Of the lines in the entries, how many hold the word "Search"? Give that number alone.

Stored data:

★ ★ ★ ★

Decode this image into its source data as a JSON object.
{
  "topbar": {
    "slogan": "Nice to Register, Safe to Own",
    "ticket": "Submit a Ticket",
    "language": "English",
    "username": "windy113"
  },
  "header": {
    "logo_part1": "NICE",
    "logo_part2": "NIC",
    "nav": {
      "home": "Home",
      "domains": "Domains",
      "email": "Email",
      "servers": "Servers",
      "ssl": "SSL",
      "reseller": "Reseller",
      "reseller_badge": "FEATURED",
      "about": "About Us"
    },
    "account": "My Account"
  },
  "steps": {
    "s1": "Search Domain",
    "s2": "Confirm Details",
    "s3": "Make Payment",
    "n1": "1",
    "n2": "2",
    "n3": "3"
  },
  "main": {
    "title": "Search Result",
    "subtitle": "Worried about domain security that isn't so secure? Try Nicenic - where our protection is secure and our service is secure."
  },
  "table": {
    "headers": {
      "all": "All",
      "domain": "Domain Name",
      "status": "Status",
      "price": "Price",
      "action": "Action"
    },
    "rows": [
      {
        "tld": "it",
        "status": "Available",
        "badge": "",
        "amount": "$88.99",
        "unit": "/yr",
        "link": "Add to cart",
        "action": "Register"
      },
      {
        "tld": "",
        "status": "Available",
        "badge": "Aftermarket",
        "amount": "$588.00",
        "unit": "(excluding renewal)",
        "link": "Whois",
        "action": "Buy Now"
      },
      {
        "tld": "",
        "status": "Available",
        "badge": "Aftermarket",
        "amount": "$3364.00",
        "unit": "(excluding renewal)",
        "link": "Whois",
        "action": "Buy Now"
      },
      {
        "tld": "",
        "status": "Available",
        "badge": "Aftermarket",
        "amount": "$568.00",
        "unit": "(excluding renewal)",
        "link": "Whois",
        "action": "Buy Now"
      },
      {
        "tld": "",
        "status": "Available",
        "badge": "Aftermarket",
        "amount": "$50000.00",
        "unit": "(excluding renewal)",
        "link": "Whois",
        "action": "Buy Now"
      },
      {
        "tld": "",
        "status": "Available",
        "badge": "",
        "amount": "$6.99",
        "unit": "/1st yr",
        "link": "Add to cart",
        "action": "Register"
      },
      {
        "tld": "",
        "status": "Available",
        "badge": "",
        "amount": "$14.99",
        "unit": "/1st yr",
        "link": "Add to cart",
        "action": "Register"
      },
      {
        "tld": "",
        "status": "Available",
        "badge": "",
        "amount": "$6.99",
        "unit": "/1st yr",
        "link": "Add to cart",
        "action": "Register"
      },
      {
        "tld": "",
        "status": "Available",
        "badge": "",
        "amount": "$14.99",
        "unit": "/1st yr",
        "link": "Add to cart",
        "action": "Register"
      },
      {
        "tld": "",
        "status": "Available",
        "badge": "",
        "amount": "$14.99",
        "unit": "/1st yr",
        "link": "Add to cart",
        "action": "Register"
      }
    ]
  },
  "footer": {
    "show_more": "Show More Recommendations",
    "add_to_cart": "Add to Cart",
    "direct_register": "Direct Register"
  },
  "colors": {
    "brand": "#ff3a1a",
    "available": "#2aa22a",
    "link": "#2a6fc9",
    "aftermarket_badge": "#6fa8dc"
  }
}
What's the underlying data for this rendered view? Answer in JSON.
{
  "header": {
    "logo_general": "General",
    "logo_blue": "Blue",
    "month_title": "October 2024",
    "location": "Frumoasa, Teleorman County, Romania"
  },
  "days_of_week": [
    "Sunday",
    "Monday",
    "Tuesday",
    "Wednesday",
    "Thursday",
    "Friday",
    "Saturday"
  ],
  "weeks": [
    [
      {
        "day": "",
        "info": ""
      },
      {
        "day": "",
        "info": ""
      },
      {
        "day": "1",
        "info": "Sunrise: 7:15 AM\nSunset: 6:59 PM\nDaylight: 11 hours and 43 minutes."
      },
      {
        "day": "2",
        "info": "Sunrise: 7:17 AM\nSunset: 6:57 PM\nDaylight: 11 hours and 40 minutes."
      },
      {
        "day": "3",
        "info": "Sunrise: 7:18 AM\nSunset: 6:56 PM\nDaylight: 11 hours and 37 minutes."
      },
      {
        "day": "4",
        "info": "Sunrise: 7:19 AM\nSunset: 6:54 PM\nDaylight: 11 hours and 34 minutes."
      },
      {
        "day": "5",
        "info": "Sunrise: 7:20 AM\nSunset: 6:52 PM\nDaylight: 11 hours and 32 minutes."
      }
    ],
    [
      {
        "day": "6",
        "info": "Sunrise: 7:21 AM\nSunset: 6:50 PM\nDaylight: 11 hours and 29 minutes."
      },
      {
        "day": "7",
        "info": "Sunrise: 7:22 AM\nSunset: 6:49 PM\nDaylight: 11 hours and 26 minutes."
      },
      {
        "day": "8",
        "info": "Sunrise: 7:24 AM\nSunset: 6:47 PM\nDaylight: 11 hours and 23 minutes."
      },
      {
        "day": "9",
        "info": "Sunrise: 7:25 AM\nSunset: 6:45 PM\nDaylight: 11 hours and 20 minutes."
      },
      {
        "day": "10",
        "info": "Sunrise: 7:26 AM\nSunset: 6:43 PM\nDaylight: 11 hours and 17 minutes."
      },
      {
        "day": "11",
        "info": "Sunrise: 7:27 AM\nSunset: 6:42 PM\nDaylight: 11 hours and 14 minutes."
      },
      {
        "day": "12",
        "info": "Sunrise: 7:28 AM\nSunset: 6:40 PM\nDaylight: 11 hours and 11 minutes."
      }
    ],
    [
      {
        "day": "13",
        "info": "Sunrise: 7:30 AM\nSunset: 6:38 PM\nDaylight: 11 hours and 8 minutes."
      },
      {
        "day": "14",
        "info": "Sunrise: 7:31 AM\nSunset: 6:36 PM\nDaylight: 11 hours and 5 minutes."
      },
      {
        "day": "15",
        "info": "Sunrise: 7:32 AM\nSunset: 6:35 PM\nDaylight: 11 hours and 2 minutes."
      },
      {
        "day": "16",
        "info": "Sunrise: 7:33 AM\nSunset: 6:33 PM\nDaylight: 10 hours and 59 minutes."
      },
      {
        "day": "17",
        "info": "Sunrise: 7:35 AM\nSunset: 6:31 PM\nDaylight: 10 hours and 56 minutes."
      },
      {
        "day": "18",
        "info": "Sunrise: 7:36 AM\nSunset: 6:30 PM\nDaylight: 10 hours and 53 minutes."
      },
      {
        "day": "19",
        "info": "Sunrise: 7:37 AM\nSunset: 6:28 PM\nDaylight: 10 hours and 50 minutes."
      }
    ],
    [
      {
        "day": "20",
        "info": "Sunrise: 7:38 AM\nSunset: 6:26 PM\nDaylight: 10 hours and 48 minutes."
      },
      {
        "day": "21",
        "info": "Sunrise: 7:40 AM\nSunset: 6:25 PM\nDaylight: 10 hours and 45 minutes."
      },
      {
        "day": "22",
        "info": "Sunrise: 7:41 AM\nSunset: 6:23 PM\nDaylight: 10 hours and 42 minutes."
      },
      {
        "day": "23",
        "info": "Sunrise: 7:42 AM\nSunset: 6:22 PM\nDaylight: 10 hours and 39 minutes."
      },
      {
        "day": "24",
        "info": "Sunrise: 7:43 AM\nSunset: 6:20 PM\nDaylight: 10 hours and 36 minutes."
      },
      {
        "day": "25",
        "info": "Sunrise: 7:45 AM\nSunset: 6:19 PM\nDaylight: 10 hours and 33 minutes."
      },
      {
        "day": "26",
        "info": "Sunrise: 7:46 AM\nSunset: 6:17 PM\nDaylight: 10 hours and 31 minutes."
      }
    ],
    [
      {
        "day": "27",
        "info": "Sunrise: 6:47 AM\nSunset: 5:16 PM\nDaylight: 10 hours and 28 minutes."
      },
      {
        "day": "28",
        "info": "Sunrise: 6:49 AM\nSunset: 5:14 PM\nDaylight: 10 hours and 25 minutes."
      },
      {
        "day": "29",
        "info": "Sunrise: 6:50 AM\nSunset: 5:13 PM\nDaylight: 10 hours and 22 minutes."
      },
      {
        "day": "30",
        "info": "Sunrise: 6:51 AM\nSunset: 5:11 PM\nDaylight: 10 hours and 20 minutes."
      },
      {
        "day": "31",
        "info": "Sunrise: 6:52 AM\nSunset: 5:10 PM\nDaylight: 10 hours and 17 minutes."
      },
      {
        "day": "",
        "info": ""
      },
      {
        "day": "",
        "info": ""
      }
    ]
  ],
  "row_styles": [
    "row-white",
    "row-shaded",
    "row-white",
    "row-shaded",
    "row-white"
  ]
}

★ ★ ★ ★

◆ **OUTPUT FOR THIS TASK**:
2